* **Task goal**
List every line of the data below that contains the string "皮带传输机". Matches must agree in case.

* **Records for this task**
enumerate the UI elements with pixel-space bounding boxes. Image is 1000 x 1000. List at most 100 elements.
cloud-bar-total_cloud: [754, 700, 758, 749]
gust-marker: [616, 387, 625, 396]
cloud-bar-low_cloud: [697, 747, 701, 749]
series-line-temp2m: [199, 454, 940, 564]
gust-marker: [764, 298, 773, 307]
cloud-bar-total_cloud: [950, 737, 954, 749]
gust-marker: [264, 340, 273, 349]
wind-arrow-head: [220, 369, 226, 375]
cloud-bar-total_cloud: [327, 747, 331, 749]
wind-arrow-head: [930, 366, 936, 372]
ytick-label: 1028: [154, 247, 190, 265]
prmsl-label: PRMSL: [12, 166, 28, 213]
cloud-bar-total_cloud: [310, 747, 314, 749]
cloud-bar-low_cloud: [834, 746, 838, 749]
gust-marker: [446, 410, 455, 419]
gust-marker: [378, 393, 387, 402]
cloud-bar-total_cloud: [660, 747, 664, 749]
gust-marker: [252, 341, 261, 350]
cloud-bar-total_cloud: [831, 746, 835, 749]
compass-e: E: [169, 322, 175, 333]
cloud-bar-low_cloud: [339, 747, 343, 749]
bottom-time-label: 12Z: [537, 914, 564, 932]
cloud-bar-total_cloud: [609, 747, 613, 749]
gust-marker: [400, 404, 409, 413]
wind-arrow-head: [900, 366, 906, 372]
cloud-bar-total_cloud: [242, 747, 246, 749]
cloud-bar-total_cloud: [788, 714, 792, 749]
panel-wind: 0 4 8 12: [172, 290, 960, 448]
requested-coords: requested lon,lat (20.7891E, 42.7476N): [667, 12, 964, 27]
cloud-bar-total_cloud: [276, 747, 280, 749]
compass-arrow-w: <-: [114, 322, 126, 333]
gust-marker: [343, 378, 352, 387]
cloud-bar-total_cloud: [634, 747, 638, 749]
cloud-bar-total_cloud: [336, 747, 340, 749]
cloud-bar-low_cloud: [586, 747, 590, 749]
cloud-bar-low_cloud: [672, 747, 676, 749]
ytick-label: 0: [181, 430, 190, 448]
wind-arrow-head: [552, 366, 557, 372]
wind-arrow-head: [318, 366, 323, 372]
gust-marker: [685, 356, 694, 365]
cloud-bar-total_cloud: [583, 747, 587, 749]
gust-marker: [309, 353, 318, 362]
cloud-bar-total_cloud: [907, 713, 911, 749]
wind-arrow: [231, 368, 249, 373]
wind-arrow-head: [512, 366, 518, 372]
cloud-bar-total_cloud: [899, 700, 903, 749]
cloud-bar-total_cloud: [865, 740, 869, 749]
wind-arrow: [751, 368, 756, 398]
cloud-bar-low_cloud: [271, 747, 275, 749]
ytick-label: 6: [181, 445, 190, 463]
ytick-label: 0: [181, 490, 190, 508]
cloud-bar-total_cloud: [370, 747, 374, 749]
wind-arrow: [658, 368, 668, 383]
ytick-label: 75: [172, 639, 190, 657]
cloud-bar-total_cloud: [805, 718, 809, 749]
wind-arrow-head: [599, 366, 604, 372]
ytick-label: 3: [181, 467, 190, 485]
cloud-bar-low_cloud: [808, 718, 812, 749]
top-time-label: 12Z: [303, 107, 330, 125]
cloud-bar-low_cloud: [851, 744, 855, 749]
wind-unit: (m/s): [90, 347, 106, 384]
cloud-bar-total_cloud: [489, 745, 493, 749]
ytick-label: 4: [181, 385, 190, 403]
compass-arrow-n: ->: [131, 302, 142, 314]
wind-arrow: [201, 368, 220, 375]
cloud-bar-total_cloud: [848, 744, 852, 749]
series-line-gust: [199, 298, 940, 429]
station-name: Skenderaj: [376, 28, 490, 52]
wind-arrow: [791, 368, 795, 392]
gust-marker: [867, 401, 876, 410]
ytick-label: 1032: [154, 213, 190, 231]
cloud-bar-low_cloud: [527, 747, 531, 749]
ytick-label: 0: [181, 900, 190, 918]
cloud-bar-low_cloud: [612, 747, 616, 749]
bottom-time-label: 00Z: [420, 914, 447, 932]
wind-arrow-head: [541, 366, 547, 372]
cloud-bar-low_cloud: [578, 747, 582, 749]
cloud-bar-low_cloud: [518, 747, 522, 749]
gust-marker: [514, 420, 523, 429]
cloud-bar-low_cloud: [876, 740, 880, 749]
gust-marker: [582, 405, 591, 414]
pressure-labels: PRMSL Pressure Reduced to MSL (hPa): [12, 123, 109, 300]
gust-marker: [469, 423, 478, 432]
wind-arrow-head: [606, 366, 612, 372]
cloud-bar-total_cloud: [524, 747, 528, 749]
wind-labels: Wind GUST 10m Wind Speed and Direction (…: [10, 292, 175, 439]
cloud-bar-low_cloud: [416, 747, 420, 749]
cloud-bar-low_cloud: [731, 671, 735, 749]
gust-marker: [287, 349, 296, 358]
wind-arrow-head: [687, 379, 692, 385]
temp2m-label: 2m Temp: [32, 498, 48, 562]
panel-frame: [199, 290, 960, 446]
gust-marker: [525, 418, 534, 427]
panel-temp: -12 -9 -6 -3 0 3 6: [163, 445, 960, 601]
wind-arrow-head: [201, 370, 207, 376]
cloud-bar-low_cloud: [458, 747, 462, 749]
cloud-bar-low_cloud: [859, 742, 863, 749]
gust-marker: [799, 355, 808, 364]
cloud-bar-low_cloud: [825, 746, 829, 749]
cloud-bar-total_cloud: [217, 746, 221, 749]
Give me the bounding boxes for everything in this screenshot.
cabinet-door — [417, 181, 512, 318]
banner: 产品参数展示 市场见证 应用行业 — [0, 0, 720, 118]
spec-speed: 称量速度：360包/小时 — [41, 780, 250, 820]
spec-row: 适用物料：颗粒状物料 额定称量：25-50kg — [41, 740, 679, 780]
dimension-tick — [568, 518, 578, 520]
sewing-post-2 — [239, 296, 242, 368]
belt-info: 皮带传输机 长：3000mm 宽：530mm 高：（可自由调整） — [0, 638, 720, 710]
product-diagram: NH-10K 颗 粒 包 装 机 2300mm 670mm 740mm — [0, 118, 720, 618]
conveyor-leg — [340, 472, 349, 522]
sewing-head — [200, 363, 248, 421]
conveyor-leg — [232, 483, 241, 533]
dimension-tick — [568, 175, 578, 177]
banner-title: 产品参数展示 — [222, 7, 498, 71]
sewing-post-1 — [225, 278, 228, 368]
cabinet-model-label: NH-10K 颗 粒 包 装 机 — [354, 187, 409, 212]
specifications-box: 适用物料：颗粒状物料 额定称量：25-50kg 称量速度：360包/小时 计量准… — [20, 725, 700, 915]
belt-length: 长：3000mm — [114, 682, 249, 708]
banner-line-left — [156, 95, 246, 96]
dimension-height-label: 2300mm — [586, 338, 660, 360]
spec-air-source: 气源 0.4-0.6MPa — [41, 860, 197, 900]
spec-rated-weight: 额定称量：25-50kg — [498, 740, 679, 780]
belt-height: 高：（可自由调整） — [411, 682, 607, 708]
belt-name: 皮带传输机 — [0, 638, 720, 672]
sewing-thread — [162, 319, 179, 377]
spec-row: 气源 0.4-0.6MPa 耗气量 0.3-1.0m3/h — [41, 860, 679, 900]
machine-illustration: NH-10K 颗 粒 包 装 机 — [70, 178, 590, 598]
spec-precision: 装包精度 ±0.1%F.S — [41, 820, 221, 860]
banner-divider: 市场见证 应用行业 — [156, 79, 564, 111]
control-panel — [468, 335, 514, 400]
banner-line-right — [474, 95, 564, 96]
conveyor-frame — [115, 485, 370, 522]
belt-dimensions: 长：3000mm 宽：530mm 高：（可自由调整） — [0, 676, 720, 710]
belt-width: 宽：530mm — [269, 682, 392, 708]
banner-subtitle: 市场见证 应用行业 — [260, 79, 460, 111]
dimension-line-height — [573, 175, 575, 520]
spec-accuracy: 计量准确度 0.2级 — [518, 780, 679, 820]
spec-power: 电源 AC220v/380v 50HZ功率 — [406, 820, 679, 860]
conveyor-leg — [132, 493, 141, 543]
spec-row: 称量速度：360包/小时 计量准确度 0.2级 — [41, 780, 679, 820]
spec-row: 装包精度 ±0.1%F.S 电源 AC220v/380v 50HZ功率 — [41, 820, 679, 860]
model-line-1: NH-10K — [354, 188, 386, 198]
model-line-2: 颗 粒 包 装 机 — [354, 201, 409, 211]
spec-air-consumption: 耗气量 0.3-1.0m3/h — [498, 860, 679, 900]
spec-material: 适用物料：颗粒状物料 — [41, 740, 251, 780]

* **Result for this task**
belt-info: 皮带传输机 长：3000mm 宽：530mm 高：（可自由调整） — [0, 638, 720, 710]
belt-name: 皮带传输机 — [0, 638, 720, 672]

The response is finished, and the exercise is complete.